Figure content listings
────────────────────
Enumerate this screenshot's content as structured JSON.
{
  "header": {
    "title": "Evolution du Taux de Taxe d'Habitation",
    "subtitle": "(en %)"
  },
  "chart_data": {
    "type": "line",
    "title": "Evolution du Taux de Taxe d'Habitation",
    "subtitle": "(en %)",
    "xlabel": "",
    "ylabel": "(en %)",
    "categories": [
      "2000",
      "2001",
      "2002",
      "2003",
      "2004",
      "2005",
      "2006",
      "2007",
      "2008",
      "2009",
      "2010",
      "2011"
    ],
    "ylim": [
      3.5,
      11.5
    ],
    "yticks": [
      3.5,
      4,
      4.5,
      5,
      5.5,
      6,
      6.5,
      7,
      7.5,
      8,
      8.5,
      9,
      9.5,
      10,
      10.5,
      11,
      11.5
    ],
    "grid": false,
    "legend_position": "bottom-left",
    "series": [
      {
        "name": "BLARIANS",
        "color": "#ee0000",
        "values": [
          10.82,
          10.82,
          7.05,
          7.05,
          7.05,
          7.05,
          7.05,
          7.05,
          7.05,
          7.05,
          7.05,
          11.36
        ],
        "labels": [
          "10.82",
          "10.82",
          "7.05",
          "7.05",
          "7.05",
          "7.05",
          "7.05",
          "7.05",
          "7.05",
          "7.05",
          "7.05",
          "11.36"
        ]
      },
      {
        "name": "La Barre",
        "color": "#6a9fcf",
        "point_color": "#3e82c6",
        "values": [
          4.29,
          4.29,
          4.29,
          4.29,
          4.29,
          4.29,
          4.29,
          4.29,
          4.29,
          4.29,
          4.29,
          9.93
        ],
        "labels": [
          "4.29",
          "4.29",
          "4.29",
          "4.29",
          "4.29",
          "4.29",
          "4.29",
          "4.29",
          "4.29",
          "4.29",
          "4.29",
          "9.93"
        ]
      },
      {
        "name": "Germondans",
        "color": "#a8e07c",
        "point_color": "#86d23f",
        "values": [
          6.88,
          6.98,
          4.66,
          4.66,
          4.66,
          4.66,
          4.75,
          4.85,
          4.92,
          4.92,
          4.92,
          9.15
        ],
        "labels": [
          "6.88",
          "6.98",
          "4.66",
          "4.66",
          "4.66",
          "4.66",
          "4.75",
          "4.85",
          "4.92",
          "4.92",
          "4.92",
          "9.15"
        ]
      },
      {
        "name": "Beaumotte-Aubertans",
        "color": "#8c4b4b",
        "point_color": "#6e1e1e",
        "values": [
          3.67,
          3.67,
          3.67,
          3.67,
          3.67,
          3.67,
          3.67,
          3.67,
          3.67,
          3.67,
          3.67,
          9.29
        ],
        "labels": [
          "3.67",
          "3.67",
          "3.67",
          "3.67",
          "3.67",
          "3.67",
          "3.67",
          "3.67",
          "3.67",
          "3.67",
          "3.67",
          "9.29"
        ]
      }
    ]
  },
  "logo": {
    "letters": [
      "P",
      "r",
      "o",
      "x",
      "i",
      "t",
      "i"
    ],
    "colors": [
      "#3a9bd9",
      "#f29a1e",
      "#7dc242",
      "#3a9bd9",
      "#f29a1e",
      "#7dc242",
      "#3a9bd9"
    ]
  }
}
────────────────────
**What is expected:** Repeat all of the records above exactly as they appear.

**Answer to this exercise:**
Enumerate this screenshot's content as structured JSON.
{
  "header": {
    "title": "Evolution du Taux de Taxe d'Habitation",
    "subtitle": "(en %)"
  },
  "chart_data": {
    "type": "line",
    "title": "Evolution du Taux de Taxe d'Habitation",
    "subtitle": "(en %)",
    "xlabel": "",
    "ylabel": "(en %)",
    "categories": [
      "2000",
      "2001",
      "2002",
      "2003",
      "2004",
      "2005",
      "2006",
      "2007",
      "2008",
      "2009",
      "2010",
      "2011"
    ],
    "ylim": [
      3.5,
      11.5
    ],
    "yticks": [
      3.5,
      4,
      4.5,
      5,
      5.5,
      6,
      6.5,
      7,
      7.5,
      8,
      8.5,
      9,
      9.5,
      10,
      10.5,
      11,
      11.5
    ],
    "grid": false,
    "legend_position": "bottom-left",
    "series": [
      {
        "name": "BLARIANS",
        "color": "#ee0000",
        "values": [
          10.82,
          10.82,
          7.05,
          7.05,
          7.05,
          7.05,
          7.05,
          7.05,
          7.05,
          7.05,
          7.05,
          11.36
        ],
        "labels": [
          "10.82",
          "10.82",
          "7.05",
          "7.05",
          "7.05",
          "7.05",
          "7.05",
          "7.05",
          "7.05",
          "7.05",
          "7.05",
          "11.36"
        ]
      },
      {
        "name": "La Barre",
        "color": "#6a9fcf",
        "point_color": "#3e82c6",
        "values": [
          4.29,
          4.29,
          4.29,
          4.29,
          4.29,
          4.29,
          4.29,
          4.29,
          4.29,
          4.29,
          4.29,
          9.93
        ],
        "labels": [
          "4.29",
          "4.29",
          "4.29",
          "4.29",
          "4.29",
          "4.29",
          "4.29",
          "4.29",
          "4.29",
          "4.29",
          "4.29",
          "9.93"
        ]
      },
      {
        "name": "Germondans",
        "color": "#a8e07c",
        "point_color": "#86d23f",
        "values": [
          6.88,
          6.98,
          4.66,
          4.66,
          4.66,
          4.66,
          4.75,
          4.85,
          4.92,
          4.92,
          4.92,
          9.15
        ],
        "labels": [
          "6.88",
          "6.98",
          "4.66",
          "4.66",
          "4.66",
          "4.66",
          "4.75",
          "4.85",
          "4.92",
          "4.92",
          "4.92",
          "9.15"
        ]
      },
      {
        "name": "Beaumotte-Aubertans",
        "color": "#8c4b4b",
        "point_color": "#6e1e1e",
        "values": [
          3.67,
          3.67,
          3.67,
          3.67,
          3.67,
          3.67,
          3.67,
          3.67,
          3.67,
          3.67,
          3.67,
          9.29
        ],
        "labels": [
          "3.67",
          "3.67",
          "3.67",
          "3.67",
          "3.67",
          "3.67",
          "3.67",
          "3.67",
          "3.67",
          "3.67",
          "3.67",
          "9.29"
        ]
      }
    ]
  },
  "logo": {
    "letters": [
      "P",
      "r",
      "o",
      "x",
      "i",
      "t",
      "i"
    ],
    "colors": [
      "#3a9bd9",
      "#f29a1e",
      "#7dc242",
      "#3a9bd9",
      "#f29a1e",
      "#7dc242",
      "#3a9bd9"
    ]
  }
}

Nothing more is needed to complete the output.